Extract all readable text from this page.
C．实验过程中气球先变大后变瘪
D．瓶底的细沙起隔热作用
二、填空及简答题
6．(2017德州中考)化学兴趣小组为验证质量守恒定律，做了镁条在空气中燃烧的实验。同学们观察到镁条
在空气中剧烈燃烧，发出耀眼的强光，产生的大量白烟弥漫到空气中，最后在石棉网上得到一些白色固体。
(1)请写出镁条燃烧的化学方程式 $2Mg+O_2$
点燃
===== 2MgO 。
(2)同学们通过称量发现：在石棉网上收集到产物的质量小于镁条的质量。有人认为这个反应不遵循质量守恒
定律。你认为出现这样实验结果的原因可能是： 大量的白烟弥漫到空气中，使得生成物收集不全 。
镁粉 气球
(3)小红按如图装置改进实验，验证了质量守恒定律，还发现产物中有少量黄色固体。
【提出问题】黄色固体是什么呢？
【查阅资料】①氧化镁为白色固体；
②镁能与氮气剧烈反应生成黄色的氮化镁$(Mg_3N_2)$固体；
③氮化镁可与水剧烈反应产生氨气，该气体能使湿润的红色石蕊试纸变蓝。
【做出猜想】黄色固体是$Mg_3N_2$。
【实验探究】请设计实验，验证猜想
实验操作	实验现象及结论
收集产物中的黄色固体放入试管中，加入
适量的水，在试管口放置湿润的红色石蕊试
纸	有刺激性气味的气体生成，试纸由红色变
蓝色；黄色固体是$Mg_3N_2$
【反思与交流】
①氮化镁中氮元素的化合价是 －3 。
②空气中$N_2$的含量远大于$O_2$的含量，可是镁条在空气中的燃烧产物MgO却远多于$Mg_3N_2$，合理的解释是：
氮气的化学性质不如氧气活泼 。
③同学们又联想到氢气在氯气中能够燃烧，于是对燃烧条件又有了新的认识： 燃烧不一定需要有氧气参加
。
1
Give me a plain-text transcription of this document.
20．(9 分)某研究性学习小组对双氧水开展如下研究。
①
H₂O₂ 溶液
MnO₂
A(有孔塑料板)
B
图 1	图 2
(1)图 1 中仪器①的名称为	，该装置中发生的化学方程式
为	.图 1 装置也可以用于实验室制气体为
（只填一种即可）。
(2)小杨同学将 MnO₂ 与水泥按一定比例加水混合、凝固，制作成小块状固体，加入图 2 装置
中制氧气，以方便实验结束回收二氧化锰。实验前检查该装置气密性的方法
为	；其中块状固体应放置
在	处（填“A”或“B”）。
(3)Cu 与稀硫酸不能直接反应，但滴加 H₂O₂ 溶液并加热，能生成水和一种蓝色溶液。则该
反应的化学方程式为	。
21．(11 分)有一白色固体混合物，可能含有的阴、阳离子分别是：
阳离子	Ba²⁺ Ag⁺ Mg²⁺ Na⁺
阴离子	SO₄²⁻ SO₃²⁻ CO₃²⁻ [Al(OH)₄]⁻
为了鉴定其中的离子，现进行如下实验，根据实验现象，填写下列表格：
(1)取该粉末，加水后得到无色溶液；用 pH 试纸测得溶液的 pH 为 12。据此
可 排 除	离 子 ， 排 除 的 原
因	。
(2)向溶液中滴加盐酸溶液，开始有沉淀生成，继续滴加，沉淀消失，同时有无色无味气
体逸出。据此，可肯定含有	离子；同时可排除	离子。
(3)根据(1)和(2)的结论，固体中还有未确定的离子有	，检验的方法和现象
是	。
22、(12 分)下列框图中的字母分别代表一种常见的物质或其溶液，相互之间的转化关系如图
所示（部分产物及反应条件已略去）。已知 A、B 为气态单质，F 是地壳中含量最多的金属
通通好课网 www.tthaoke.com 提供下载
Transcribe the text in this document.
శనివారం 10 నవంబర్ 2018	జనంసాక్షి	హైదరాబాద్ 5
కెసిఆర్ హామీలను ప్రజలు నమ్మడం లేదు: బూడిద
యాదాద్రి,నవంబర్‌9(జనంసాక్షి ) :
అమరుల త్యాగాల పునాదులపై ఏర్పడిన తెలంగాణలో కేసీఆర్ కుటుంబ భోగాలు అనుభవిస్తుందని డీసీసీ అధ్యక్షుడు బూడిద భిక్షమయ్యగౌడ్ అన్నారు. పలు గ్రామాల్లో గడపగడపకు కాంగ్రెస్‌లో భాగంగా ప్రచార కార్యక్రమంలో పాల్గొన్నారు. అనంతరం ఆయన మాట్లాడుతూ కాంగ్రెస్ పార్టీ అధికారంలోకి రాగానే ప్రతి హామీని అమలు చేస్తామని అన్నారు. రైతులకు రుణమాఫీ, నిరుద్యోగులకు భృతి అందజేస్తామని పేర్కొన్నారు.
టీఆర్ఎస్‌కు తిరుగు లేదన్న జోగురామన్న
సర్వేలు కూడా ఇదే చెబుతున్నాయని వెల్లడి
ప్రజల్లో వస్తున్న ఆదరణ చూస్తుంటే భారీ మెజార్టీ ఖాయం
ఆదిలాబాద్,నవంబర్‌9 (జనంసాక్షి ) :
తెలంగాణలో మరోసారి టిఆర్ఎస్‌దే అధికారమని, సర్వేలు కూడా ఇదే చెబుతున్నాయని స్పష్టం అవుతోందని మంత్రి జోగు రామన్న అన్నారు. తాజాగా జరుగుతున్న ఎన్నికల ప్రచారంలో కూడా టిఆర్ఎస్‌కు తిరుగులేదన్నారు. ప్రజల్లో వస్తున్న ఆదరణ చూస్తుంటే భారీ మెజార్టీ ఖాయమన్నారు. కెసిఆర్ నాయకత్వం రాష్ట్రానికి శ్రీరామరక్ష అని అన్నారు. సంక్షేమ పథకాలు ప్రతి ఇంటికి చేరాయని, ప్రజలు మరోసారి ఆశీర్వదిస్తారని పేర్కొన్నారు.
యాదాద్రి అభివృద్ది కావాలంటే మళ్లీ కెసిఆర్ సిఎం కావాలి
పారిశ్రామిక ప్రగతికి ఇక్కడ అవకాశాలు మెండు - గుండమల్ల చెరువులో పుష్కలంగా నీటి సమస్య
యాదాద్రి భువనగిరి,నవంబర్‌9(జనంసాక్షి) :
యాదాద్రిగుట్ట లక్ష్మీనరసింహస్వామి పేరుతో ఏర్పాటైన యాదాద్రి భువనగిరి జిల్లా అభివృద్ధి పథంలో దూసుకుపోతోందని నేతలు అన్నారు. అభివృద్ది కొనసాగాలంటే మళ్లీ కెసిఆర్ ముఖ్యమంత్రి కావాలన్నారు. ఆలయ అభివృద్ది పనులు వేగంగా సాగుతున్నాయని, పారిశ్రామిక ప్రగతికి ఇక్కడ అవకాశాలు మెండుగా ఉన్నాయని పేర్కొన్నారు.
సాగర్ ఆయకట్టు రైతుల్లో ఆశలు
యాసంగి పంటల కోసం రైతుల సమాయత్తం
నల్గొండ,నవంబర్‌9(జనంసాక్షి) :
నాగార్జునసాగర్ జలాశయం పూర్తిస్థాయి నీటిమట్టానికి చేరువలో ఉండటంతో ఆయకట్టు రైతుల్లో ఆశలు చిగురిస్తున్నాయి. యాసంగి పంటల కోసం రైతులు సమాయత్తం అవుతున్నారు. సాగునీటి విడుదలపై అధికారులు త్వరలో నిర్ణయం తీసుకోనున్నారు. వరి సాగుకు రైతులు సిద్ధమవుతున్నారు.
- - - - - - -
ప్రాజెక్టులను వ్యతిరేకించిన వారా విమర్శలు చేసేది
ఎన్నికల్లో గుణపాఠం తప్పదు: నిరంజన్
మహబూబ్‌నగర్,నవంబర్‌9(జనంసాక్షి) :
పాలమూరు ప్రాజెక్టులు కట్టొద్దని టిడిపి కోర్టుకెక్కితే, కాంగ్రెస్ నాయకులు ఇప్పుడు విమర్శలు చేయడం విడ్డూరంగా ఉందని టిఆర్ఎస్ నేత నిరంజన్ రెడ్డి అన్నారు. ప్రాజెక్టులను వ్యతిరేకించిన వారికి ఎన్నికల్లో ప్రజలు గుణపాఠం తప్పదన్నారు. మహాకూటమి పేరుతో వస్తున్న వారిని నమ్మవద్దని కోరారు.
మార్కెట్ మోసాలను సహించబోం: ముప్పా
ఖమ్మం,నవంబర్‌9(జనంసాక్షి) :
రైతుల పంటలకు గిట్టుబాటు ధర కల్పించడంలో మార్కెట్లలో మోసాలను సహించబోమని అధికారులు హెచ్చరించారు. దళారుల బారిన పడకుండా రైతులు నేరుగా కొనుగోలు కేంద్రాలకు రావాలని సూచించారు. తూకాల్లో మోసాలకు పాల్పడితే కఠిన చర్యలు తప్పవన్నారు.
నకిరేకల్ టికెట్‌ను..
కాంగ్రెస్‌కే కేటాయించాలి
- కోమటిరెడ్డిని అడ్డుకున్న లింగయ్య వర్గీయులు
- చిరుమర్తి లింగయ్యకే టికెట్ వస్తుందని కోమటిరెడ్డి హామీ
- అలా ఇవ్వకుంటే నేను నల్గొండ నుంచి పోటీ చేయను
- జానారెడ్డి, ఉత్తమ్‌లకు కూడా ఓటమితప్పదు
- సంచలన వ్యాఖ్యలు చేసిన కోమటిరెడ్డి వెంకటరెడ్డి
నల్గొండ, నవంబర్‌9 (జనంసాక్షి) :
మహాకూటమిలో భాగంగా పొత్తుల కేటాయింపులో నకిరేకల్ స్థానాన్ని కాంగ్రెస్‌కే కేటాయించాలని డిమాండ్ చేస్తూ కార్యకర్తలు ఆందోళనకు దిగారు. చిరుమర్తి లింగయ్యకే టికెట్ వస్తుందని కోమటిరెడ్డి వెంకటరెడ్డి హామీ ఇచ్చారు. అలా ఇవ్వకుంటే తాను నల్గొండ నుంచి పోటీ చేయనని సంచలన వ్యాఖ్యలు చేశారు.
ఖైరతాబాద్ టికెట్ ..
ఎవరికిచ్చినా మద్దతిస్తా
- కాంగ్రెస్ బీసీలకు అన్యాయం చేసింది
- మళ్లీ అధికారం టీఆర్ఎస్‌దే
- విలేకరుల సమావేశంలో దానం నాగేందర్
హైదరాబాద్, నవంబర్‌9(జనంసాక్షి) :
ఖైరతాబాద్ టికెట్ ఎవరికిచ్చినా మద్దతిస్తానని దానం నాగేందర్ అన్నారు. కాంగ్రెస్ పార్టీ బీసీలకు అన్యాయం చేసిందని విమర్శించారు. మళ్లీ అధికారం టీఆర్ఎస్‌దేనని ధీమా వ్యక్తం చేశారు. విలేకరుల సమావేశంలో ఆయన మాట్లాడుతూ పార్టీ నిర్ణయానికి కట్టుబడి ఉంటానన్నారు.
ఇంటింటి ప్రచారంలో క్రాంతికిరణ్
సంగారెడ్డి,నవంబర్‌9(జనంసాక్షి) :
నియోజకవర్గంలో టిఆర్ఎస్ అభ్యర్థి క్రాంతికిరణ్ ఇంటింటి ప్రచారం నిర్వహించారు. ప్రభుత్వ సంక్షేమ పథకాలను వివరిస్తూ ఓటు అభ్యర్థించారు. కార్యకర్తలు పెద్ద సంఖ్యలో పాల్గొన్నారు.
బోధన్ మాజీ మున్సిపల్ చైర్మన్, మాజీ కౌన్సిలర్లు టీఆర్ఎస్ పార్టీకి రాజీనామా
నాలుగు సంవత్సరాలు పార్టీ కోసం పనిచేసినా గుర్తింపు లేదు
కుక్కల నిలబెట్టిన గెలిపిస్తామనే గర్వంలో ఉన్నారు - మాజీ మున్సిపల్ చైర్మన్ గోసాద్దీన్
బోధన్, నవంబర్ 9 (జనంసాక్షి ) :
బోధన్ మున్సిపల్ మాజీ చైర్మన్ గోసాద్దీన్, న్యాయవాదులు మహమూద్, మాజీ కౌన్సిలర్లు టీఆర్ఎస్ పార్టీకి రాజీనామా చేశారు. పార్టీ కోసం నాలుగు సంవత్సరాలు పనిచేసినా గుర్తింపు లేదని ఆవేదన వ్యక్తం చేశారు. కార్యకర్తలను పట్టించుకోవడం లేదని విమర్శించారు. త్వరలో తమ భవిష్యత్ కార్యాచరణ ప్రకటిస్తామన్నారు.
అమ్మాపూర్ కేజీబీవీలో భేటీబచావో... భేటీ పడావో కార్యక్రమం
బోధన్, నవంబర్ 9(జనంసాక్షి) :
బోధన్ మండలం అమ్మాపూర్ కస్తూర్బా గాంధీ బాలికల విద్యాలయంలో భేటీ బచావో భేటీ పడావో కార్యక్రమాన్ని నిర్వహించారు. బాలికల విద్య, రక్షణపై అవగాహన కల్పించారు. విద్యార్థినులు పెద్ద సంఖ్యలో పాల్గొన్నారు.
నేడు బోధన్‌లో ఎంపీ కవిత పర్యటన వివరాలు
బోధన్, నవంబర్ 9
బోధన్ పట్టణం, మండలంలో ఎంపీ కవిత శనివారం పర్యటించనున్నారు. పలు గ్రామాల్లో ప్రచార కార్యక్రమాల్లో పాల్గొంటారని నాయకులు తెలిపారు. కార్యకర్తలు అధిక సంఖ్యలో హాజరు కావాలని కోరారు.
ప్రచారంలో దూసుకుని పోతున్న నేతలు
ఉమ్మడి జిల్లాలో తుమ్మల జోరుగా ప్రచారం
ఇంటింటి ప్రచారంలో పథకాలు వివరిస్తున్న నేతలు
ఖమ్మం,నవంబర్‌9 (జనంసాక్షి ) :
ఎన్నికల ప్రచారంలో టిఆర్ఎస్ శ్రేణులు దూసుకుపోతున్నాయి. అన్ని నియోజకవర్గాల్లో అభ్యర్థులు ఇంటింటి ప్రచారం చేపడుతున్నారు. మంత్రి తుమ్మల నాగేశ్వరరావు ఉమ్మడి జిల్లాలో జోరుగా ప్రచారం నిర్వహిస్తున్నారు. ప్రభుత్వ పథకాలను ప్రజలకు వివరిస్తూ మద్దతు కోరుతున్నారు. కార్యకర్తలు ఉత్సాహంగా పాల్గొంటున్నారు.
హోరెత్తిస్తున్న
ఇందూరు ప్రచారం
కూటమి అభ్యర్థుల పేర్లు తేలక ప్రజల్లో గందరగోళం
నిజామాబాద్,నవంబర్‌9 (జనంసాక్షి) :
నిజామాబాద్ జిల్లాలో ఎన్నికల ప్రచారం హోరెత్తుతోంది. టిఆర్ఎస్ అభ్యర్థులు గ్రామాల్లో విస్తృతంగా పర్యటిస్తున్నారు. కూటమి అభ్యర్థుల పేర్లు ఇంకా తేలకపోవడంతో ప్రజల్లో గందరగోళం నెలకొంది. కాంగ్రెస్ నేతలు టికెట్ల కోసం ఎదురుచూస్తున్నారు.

========================

[EXERCISE INSTRUCTIONS] Copy every single line of the material above that holds "H₂O₂".

[EXERCISE RESULT]
H₂O₂ 溶液
(3)Cu 与稀硫酸不能直接反应，但滴加 H₂O₂ 溶液并加热，能生成水和一种蓝色溶液。则该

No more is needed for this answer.